Pull every line containing the word "triangle" from the records.

§ §

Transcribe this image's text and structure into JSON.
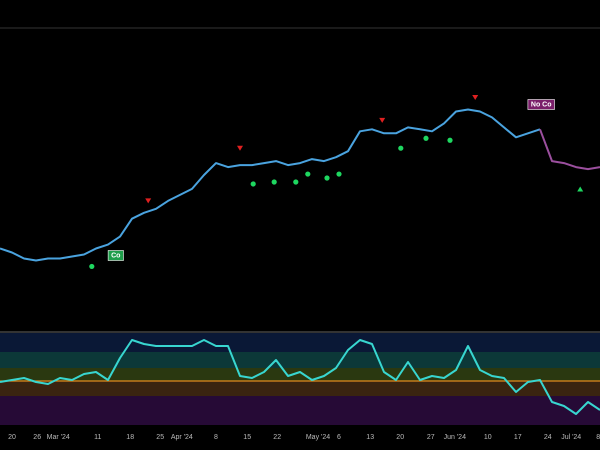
{
  "chart_data": [
    {
      "type": "line",
      "xlim": [
        0,
        100
      ],
      "ylim": [
        0,
        302
      ],
      "series": [
        {
          "color": "#4aa3df",
          "x": [
            0,
            2,
            4,
            6,
            8,
            10,
            12,
            14,
            16,
            18,
            20,
            22,
            24,
            26,
            28,
            30,
            32,
            34,
            36,
            38,
            40,
            42,
            44,
            46,
            48,
            50,
            52,
            54,
            56,
            58,
            60,
            62,
            64,
            66,
            68,
            70,
            72,
            74,
            76,
            78,
            80,
            82,
            84,
            86,
            88,
            90
          ],
          "values": [
            82,
            78,
            72,
            70,
            72,
            72,
            74,
            76,
            82,
            86,
            94,
            112,
            118,
            122,
            130,
            136,
            142,
            156,
            168,
            164,
            166,
            166,
            168,
            170,
            166,
            168,
            172,
            170,
            174,
            180,
            200,
            202,
            198,
            198,
            204,
            202,
            200,
            208,
            220,
            222,
            220,
            214,
            204,
            194,
            198,
            202
          ]
        },
        {
          "color": "#9b4f9e",
          "x": [
            90,
            92,
            94,
            96,
            98,
            100
          ],
          "values": [
            202,
            170,
            168,
            164,
            162,
            164
          ]
        }
      ],
      "markers": [
        {
          "shape": "triangle-down",
          "color": "#e02020",
          "x": [
            24.7,
            40,
            63.7,
            79.2
          ],
          "values": [
            130,
            183,
            211,
            234
          ]
        },
        {
          "shape": "circle",
          "color": "#1ed760",
          "x": [
            15.3,
            42.2,
            45.7,
            49.3,
            51.3,
            54.5,
            56.5,
            66.8,
            71,
            75
          ],
          "values": [
            64,
            147,
            149,
            149,
            157,
            153,
            157,
            183,
            193,
            191
          ]
        },
        {
          "shape": "triangle-up",
          "color": "#1ed760",
          "x": [
            96.7
          ],
          "values": [
            142
          ]
        }
      ],
      "annotations": [
        {
          "text": "Co",
          "x": 19.3,
          "value": 75,
          "color": "#1e9e4a"
        },
        {
          "text": "No Co",
          "x": 90.2,
          "value": 227,
          "color": "#7a1f6a"
        }
      ]
    },
    {
      "type": "line",
      "xlim": [
        0,
        100
      ],
      "ylim": [
        0,
        92
      ],
      "level": 44,
      "level_color": "#e08a1e",
      "series": [
        {
          "color": "#38d6d0",
          "x": [
            0,
            2,
            4,
            6,
            8,
            10,
            12,
            14,
            16,
            18,
            20,
            22,
            24,
            26,
            28,
            30,
            32,
            34,
            36,
            38,
            40,
            42,
            44,
            46,
            48,
            50,
            52,
            54,
            56,
            58,
            60,
            62,
            64,
            66,
            68,
            70,
            72,
            74,
            76,
            78,
            80,
            82,
            84,
            86,
            88,
            90,
            92,
            94,
            96,
            98,
            100
          ],
          "values": [
            43,
            45,
            47,
            43,
            41,
            47,
            45,
            51,
            53,
            45,
            67,
            85,
            81,
            79,
            79,
            79,
            79,
            85,
            79,
            79,
            49,
            47,
            53,
            65,
            49,
            53,
            45,
            49,
            57,
            75,
            85,
            81,
            53,
            45,
            63,
            45,
            49,
            47,
            55,
            79,
            55,
            49,
            47,
            33,
            43,
            45,
            23,
            19,
            11,
            23,
            15
          ]
        }
      ],
      "xticks": [
        {
          "value": 2,
          "label": "20"
        },
        {
          "value": 6.2,
          "label": "26"
        },
        {
          "value": 9.7,
          "label": "Mar '24"
        },
        {
          "value": 16.3,
          "label": "11"
        },
        {
          "value": 21.7,
          "label": "18"
        },
        {
          "value": 26.7,
          "label": "25"
        },
        {
          "value": 30.3,
          "label": "Apr '24"
        },
        {
          "value": 36,
          "label": "8"
        },
        {
          "value": 41.2,
          "label": "15"
        },
        {
          "value": 46.2,
          "label": "22"
        },
        {
          "value": 53,
          "label": "May '24"
        },
        {
          "value": 56.5,
          "label": "6"
        },
        {
          "value": 61.7,
          "label": "13"
        },
        {
          "value": 66.7,
          "label": "20"
        },
        {
          "value": 71.8,
          "label": "27"
        },
        {
          "value": 75.8,
          "label": "Jun '24"
        },
        {
          "value": 81.3,
          "label": "10"
        },
        {
          "value": 86.3,
          "label": "17"
        },
        {
          "value": 91.3,
          "label": "24"
        },
        {
          "value": 95.2,
          "label": "Jul '24"
        },
        {
          "value": 99.7,
          "label": "8"
        }
      ]
    }
  ]
}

§ §

■ RESPONSE:
          "shape": "triangle-down",
          "shape": "triangle-up",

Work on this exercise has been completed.